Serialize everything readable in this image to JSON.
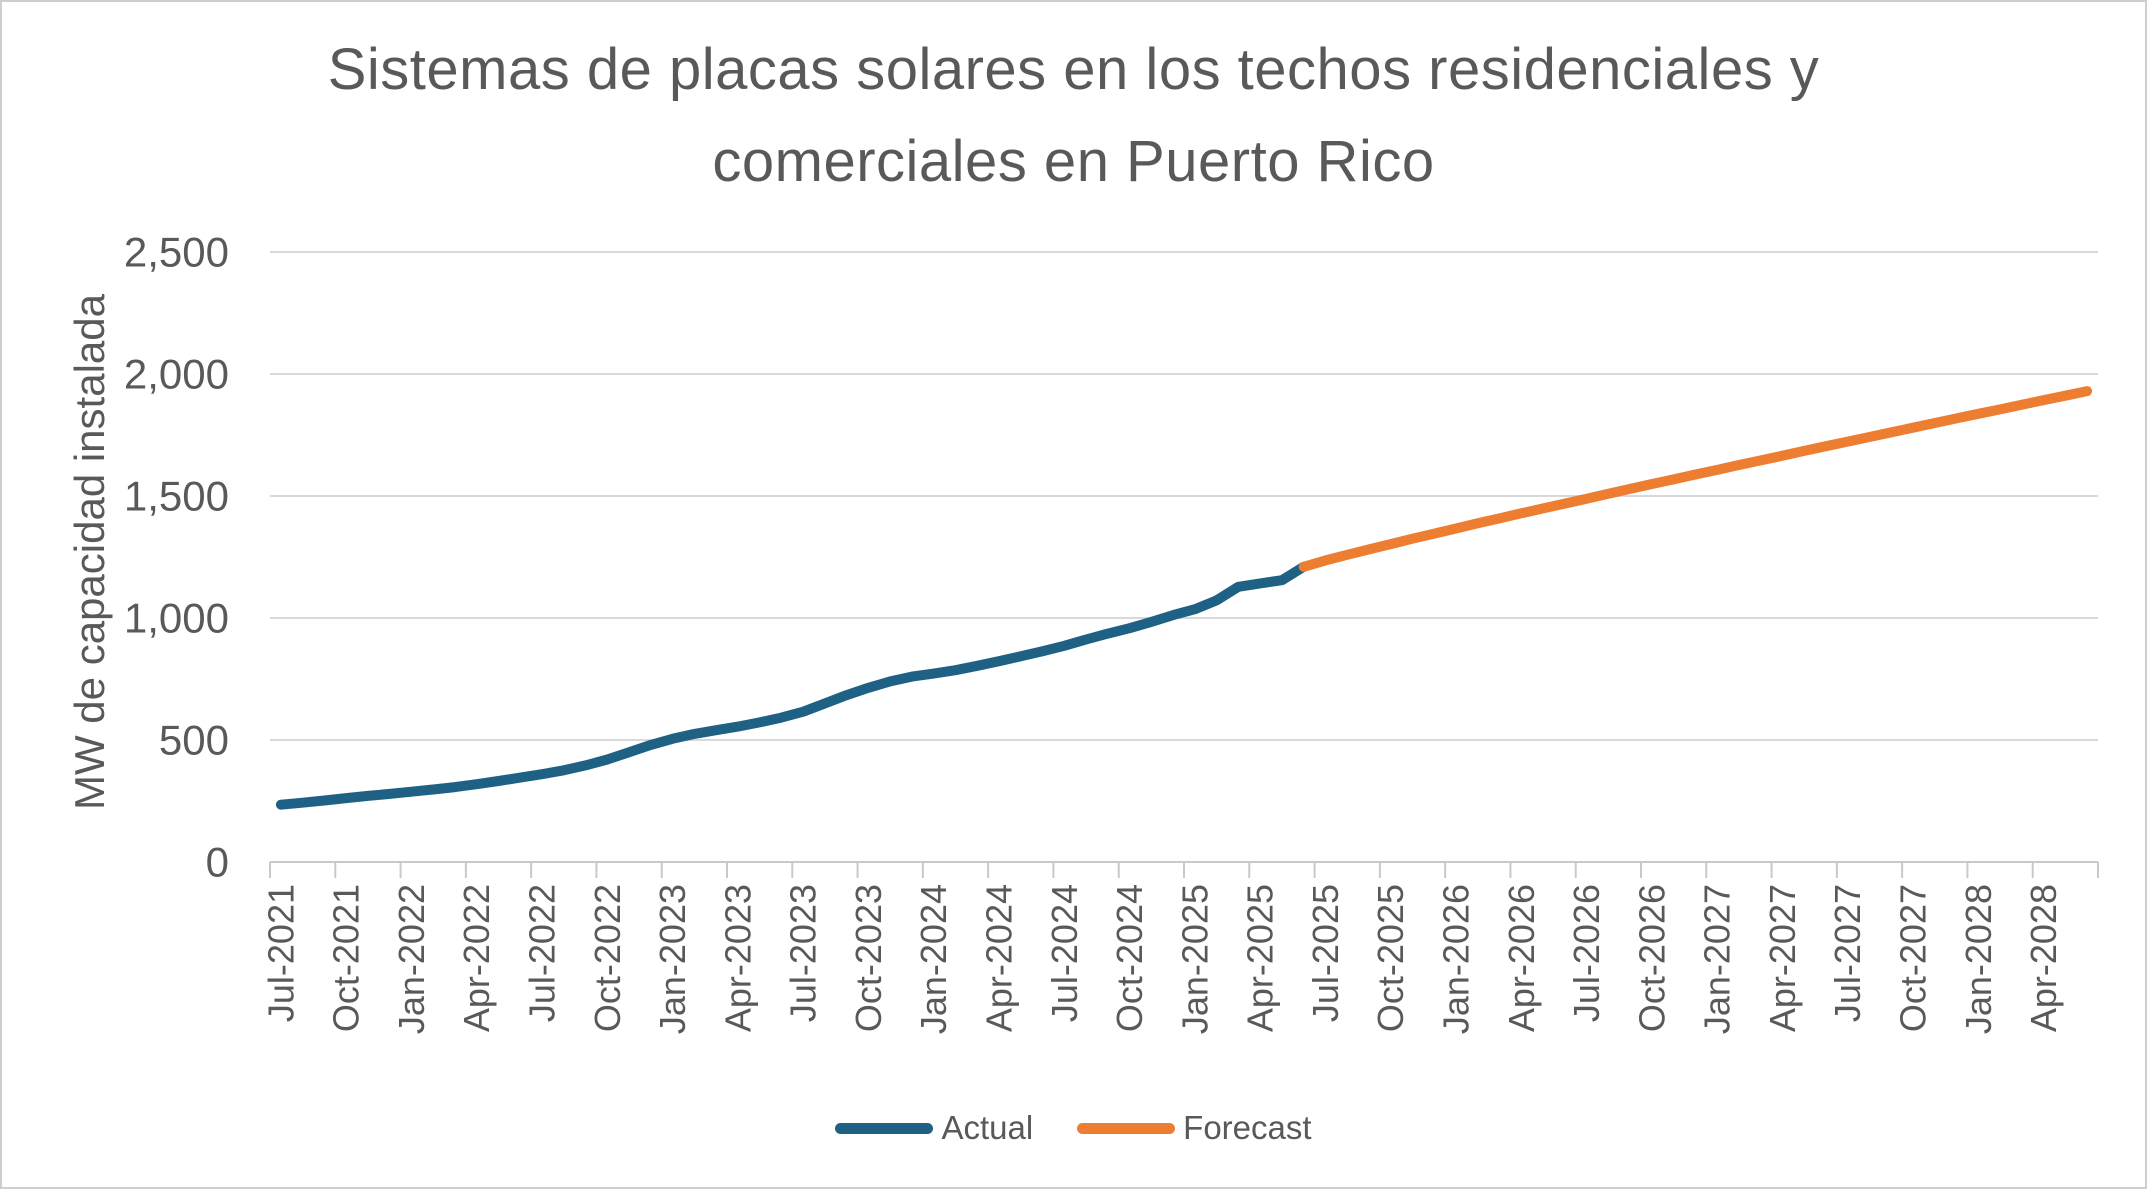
{
  "chart_data": {
    "type": "line",
    "title": "Sistemas de placas solares en los techos residenciales y comerciales en Puerto Rico",
    "title_lines": [
      "Sistemas de placas solares en los techos residenciales y",
      "comerciales en Puerto Rico"
    ],
    "xlabel": "",
    "ylabel": "MW de capacidad instalada",
    "ylim": [
      0,
      2500
    ],
    "y_tick_labels": [
      "0",
      "500",
      "1,000",
      "1,500",
      "2,000",
      "2,500"
    ],
    "x_tick_labels": [
      "Jul-2021",
      "Oct-2021",
      "Jan-2022",
      "Apr-2022",
      "Jul-2022",
      "Oct-2022",
      "Jan-2023",
      "Apr-2023",
      "Jul-2023",
      "Oct-2023",
      "Jan-2024",
      "Apr-2024",
      "Jul-2024",
      "Oct-2024",
      "Jan-2025",
      "Apr-2025",
      "Jul-2025",
      "Oct-2025",
      "Jan-2026",
      "Apr-2026",
      "Jul-2026",
      "Oct-2026",
      "Jan-2027",
      "Apr-2027",
      "Jul-2027",
      "Oct-2027",
      "Jan-2028",
      "Apr-2028"
    ],
    "months_per_label": 3,
    "x_months_total": 84,
    "grid": "horizontal",
    "legend_position": "bottom",
    "axis_text_color": "#595959",
    "gridline_color": "#d9d9d9",
    "axis_line_color": "#c9c9c9",
    "series": [
      {
        "name": "Actual",
        "color": "#1f6185",
        "start_month_index": 0,
        "x_start": "Jul-2021",
        "x_end": "Jun-2025",
        "values": [
          235,
          243,
          252,
          262,
          271,
          279,
          288,
          297,
          307,
          319,
          332,
          346,
          360,
          376,
          396,
          420,
          450,
          480,
          505,
          525,
          540,
          555,
          572,
          592,
          616,
          650,
          684,
          714,
          740,
          760,
          772,
          786,
          804,
          823,
          843,
          864,
          886,
          912,
          936,
          958,
          984,
          1012,
          1036,
          1072,
          1128,
          1142,
          1155,
          1210
        ]
      },
      {
        "name": "Forecast",
        "color": "#ed7d31",
        "start_month_index": 47,
        "x_start": "Jun-2025",
        "x_end": "Jun-2028",
        "values": [
          1210,
          1236,
          1259,
          1281,
          1303,
          1325,
          1346,
          1367,
          1388,
          1408,
          1429,
          1449,
          1469,
          1489,
          1509,
          1529,
          1549,
          1568,
          1588,
          1607,
          1627,
          1646,
          1665,
          1685,
          1704,
          1723,
          1742,
          1761,
          1780,
          1799,
          1818,
          1837,
          1855,
          1874,
          1893,
          1911,
          1930
        ]
      }
    ]
  }
}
● ● ● ●
Your job is to transcribe the entries above exactly; skip the pictures.

▶ _SOLUTION TO THE EXERCISE_
Serialize everything readable in this image to JSON.
{
  "chart_data": {
    "type": "line",
    "title": "Sistemas de placas solares en los techos residenciales y comerciales en Puerto Rico",
    "title_lines": [
      "Sistemas de placas solares en los techos residenciales y",
      "comerciales en Puerto Rico"
    ],
    "xlabel": "",
    "ylabel": "MW de capacidad instalada",
    "ylim": [
      0,
      2500
    ],
    "y_tick_labels": [
      "0",
      "500",
      "1,000",
      "1,500",
      "2,000",
      "2,500"
    ],
    "x_tick_labels": [
      "Jul-2021",
      "Oct-2021",
      "Jan-2022",
      "Apr-2022",
      "Jul-2022",
      "Oct-2022",
      "Jan-2023",
      "Apr-2023",
      "Jul-2023",
      "Oct-2023",
      "Jan-2024",
      "Apr-2024",
      "Jul-2024",
      "Oct-2024",
      "Jan-2025",
      "Apr-2025",
      "Jul-2025",
      "Oct-2025",
      "Jan-2026",
      "Apr-2026",
      "Jul-2026",
      "Oct-2026",
      "Jan-2027",
      "Apr-2027",
      "Jul-2027",
      "Oct-2027",
      "Jan-2028",
      "Apr-2028"
    ],
    "months_per_label": 3,
    "x_months_total": 84,
    "grid": "horizontal",
    "legend_position": "bottom",
    "axis_text_color": "#595959",
    "gridline_color": "#d9d9d9",
    "axis_line_color": "#c9c9c9",
    "series": [
      {
        "name": "Actual",
        "color": "#1f6185",
        "start_month_index": 0,
        "x_start": "Jul-2021",
        "x_end": "Jun-2025",
        "values": [
          235,
          243,
          252,
          262,
          271,
          279,
          288,
          297,
          307,
          319,
          332,
          346,
          360,
          376,
          396,
          420,
          450,
          480,
          505,
          525,
          540,
          555,
          572,
          592,
          616,
          650,
          684,
          714,
          740,
          760,
          772,
          786,
          804,
          823,
          843,
          864,
          886,
          912,
          936,
          958,
          984,
          1012,
          1036,
          1072,
          1128,
          1142,
          1155,
          1210
        ]
      },
      {
        "name": "Forecast",
        "color": "#ed7d31",
        "start_month_index": 47,
        "x_start": "Jun-2025",
        "x_end": "Jun-2028",
        "values": [
          1210,
          1236,
          1259,
          1281,
          1303,
          1325,
          1346,
          1367,
          1388,
          1408,
          1429,
          1449,
          1469,
          1489,
          1509,
          1529,
          1549,
          1568,
          1588,
          1607,
          1627,
          1646,
          1665,
          1685,
          1704,
          1723,
          1742,
          1761,
          1780,
          1799,
          1818,
          1837,
          1855,
          1874,
          1893,
          1911,
          1930
        ]
      }
    ]
  }
}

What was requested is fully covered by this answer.